--- Start ---

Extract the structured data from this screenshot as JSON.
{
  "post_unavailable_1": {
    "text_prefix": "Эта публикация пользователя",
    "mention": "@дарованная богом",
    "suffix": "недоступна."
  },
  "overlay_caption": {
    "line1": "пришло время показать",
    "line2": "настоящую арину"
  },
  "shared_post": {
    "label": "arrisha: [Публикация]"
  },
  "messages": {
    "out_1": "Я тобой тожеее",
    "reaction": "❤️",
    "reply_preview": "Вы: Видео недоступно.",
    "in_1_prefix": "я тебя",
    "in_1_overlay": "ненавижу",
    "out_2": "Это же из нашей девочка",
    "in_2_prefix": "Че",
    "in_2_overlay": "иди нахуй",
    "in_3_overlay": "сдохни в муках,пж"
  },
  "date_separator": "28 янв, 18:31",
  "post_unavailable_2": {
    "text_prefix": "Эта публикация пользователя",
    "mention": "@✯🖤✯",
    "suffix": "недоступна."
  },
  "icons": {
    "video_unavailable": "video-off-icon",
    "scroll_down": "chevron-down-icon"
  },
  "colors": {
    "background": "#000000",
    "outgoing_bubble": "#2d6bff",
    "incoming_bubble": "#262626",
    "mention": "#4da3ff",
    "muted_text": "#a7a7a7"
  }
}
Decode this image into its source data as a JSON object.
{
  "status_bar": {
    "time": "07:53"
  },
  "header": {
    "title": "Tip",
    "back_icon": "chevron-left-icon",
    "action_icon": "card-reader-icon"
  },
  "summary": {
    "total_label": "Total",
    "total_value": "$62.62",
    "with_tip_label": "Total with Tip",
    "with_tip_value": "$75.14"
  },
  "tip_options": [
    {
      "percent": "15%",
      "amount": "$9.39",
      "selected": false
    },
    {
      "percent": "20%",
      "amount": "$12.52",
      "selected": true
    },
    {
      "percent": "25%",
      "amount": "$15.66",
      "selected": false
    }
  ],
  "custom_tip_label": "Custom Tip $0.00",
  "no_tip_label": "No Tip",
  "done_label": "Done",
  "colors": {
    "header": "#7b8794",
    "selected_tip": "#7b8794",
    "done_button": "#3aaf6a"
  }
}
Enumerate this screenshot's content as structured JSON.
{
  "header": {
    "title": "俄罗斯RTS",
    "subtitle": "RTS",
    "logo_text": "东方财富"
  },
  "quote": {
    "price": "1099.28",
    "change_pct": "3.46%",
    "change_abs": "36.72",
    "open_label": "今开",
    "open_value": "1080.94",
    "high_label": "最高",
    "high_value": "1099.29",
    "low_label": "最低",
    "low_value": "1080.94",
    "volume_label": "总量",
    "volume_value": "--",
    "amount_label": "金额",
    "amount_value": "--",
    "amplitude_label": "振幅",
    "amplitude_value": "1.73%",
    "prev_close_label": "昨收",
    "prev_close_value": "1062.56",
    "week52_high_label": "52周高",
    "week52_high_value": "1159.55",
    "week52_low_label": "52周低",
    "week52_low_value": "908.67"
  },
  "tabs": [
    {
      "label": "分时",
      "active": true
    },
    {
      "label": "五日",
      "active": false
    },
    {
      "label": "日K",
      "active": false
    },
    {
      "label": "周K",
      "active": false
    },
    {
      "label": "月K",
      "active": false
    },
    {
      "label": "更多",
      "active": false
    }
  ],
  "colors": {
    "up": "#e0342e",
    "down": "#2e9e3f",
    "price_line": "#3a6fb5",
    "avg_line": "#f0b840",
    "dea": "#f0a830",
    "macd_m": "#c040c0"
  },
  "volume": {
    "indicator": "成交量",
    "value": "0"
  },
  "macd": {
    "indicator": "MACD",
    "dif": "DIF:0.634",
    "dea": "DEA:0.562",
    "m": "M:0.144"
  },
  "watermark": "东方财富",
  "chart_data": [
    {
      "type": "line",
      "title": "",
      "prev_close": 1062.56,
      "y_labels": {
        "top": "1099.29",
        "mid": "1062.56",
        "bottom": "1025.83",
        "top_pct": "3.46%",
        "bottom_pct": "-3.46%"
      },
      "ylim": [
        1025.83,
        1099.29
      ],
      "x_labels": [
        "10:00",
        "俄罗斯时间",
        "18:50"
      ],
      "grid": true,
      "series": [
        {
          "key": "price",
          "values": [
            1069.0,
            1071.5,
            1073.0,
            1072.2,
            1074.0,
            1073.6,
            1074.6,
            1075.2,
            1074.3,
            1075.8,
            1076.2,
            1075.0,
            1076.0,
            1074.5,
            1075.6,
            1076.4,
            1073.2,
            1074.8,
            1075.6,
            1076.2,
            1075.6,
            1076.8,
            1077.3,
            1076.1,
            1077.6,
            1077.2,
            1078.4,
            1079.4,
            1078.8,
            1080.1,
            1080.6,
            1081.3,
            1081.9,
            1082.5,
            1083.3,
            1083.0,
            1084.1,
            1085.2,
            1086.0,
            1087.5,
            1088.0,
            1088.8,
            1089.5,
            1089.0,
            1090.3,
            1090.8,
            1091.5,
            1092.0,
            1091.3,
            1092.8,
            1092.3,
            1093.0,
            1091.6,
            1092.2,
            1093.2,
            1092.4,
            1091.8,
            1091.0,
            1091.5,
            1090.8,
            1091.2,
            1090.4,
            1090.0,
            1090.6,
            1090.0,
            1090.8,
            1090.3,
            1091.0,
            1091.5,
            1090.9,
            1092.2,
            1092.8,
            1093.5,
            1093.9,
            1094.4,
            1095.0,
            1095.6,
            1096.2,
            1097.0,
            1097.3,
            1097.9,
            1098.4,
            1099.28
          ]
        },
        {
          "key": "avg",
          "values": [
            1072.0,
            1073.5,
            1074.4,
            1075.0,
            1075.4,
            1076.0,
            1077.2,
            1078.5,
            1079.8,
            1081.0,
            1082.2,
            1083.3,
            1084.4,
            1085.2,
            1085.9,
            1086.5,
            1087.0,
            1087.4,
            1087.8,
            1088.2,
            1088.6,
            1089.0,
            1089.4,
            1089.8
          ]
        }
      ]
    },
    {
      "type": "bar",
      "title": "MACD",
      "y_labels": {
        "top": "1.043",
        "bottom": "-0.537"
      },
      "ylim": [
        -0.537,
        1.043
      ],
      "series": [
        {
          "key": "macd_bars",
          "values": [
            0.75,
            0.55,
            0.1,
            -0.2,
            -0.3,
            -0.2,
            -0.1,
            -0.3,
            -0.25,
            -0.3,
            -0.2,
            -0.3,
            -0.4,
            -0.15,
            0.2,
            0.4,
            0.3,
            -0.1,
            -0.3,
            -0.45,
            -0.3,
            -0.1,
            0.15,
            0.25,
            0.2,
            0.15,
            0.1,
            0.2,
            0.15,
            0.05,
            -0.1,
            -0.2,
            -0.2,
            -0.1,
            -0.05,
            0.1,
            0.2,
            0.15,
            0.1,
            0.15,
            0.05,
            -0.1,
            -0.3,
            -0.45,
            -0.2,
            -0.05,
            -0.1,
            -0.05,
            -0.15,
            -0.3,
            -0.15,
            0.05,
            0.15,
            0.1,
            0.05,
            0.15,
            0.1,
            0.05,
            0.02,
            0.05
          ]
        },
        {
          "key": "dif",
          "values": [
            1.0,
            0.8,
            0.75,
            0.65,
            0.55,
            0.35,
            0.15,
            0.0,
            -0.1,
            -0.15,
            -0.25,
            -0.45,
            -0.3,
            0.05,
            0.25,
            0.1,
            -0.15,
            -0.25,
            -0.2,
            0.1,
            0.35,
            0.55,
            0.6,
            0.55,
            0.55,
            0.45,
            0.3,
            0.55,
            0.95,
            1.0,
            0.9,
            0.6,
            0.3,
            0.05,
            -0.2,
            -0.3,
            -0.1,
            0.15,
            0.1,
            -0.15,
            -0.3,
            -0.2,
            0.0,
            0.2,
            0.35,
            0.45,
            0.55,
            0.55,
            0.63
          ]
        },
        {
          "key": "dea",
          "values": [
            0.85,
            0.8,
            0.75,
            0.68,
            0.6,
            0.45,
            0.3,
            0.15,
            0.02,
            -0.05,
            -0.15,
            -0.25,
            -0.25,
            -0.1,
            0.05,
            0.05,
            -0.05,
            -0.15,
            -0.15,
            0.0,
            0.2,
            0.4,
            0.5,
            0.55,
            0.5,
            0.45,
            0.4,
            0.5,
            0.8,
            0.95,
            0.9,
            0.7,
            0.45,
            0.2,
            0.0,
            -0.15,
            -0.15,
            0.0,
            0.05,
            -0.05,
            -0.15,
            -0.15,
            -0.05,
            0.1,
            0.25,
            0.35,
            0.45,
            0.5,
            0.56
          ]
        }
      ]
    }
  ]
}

--- End ---

**Aim**
From the entries, copy out each line containing the word "structured".

**Answer to the exercise**
Extract the structured data from this screenshot as JSON.
Enumerate this screenshot's content as structured JSON.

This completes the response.